→ **What is required**
Work through the data and report how many lines include the string "should", giving the number alone.
-- start of Data lines --
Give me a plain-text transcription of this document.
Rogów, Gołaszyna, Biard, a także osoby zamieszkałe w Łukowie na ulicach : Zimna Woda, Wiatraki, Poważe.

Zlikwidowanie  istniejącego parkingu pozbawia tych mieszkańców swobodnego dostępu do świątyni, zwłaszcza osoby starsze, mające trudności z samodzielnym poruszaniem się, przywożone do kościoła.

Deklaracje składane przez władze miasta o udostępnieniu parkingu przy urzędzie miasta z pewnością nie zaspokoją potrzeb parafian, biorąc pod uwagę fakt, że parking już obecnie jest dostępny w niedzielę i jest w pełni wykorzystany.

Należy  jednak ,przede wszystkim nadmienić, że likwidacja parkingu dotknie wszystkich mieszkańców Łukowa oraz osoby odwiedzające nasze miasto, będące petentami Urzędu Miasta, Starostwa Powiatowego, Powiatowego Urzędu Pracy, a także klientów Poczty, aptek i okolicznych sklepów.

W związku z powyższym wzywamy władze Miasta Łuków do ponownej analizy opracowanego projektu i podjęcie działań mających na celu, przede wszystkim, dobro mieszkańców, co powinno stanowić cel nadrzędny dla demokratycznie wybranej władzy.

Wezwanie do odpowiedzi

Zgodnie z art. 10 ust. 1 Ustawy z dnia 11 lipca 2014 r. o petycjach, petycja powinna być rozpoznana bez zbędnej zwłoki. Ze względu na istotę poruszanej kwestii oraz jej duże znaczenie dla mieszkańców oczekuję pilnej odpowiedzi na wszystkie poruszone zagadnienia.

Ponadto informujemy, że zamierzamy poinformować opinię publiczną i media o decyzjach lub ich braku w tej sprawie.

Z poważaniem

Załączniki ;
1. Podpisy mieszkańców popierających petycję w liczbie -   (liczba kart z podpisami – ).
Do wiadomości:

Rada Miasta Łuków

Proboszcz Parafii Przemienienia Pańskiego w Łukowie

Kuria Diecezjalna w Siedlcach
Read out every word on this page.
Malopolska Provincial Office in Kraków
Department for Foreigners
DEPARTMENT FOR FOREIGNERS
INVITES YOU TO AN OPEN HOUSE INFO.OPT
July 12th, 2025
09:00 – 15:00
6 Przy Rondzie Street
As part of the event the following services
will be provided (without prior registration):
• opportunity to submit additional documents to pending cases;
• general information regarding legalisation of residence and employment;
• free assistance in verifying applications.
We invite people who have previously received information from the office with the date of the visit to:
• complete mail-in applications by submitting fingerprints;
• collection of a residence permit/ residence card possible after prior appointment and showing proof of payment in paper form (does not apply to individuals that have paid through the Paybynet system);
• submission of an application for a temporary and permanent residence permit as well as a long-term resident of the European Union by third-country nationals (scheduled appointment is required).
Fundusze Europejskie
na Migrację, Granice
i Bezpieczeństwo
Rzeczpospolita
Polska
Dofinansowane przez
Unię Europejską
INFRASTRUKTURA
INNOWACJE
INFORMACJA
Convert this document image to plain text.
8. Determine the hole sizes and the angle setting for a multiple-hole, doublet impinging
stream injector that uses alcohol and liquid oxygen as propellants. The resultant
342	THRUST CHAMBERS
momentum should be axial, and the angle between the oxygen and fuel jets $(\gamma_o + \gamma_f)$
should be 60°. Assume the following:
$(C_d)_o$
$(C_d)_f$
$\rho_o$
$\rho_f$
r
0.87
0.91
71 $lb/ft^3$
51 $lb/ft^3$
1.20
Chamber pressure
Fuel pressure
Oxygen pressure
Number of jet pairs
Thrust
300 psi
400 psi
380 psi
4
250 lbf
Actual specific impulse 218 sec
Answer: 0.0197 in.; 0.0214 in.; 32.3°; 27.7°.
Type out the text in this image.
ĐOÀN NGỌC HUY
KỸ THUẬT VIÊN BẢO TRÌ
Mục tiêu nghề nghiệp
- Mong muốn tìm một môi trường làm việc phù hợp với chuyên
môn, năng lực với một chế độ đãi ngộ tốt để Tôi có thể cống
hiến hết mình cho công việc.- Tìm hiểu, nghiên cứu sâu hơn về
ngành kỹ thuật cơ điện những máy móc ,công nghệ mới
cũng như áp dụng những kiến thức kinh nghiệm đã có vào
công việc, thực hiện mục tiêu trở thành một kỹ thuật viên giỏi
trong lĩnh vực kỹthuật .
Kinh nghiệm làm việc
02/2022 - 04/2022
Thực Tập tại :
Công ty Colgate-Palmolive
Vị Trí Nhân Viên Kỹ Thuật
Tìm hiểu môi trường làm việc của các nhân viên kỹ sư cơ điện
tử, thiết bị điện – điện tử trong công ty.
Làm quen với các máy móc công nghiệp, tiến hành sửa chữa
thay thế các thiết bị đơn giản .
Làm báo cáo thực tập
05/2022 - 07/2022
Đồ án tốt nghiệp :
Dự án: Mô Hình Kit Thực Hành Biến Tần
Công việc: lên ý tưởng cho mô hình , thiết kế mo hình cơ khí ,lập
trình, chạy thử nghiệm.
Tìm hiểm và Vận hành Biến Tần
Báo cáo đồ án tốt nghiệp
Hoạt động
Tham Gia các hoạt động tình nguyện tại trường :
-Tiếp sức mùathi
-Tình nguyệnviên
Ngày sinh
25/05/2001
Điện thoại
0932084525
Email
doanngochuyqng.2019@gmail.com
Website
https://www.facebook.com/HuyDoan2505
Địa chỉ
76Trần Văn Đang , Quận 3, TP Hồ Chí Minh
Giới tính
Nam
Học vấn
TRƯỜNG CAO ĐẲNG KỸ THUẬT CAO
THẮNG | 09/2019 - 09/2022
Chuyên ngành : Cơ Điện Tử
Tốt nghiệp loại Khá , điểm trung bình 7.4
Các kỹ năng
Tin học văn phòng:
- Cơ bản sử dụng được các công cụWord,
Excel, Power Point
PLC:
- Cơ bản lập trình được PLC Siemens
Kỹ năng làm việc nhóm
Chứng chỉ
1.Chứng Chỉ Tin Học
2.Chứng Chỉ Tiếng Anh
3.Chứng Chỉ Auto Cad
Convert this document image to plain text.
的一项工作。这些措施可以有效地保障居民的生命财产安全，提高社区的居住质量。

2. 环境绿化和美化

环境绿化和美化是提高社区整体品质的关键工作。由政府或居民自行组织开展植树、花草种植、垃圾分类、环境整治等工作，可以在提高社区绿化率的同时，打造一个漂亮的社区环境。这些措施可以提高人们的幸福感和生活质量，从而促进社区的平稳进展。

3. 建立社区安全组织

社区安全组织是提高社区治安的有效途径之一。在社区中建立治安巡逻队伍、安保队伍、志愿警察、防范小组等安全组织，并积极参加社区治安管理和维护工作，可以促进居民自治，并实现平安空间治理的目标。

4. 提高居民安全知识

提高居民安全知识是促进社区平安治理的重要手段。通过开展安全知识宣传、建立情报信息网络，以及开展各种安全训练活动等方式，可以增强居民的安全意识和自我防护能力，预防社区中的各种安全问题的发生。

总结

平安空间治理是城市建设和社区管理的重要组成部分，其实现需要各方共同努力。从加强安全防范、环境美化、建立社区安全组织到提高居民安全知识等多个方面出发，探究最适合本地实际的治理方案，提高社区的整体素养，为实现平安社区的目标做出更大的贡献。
-- end of Data lines --
→ **Response to the exercise**
2